Copy out all lines carrying the word "solido".

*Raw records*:
::::
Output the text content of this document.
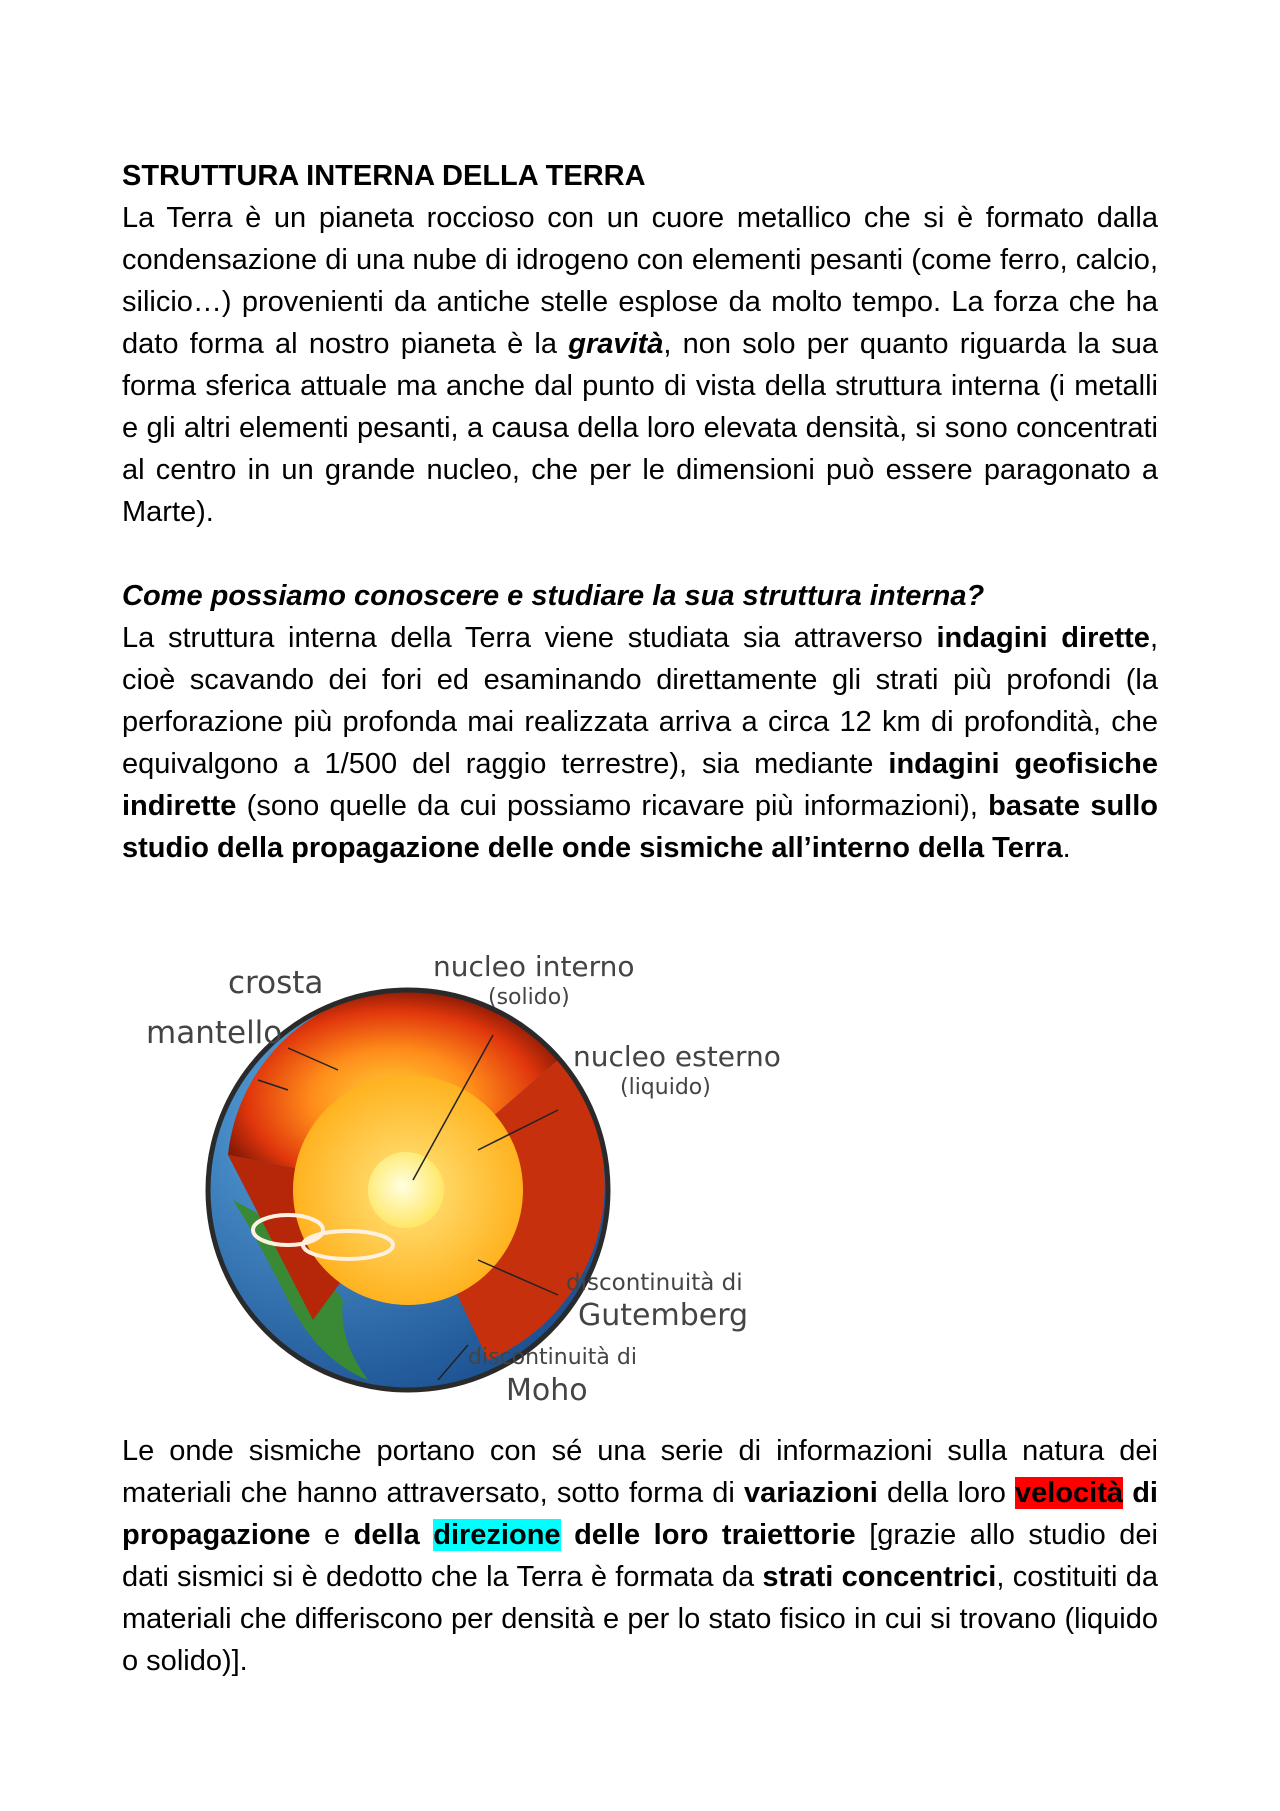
STRUTTURA INTERNA DELLA TERRA
La Terra è un pianeta roccioso con un cuore metallico che si è formato dalla condensazione di una nube di idrogeno con elementi pesanti (come ferro, calcio, silicio…) provenienti da antiche stelle esplose da molto tempo. La forza che ha dato forma al nostro pianeta è la gravità, non solo per quanto riguarda la sua forma sferica attuale ma anche dal punto di vista della struttura interna (i metalli e gli altri elementi pesanti, a causa della loro elevata densità, si sono concentrati al centro in un grande nucleo, che per le dimensioni può essere paragonato a Marte).
Come possiamo conoscere e studiare la sua struttura interna?
La struttura interna della Terra viene studiata sia attraverso indagini dirette, cioè scavando dei fori ed esaminando direttamente gli strati più profondi (la perforazione più profonda mai realizzata arriva a circa 12 km di profondità, che equivalgono a 1/500 del raggio terrestre), sia mediante indagini geofisiche indirette (sono quelle da cui possiamo ricavare più informazioni), basate sullo studio della propagazione delle onde sismiche all’interno della Terra.
crosta
mantello
nucleo interno
(solido)
nucleo esterno
(liquido)
discontinuità di
Gutemberg
discontinuità di
Moho
Le onde sismiche portano con sé una serie di informazioni sulla natura dei materiali che hanno attraversato, sotto forma di variazioni della loro velocità di propagazione e della direzione delle loro traiettorie [grazie allo studio dei dati sismici si è dedotto che la Terra è formata da strati concentrici, costituiti da materiali che differiscono per densità e per lo stato fisico in cui si trovano (liquido o solido)].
::::
*Solved exercise*:
(solido)
Le onde sismiche portano con sé una serie di informazioni sulla natura dei materiali che hanno attraversato, sotto forma di variazioni della loro velocità di propagazione e della direzione delle loro traiettorie [grazie allo studio dei dati sismici si è dedotto che la Terra è formata da strati concentrici, costituiti da materiali che differiscono per densità e per lo stato fisico in cui si trovano (liquido o solido)].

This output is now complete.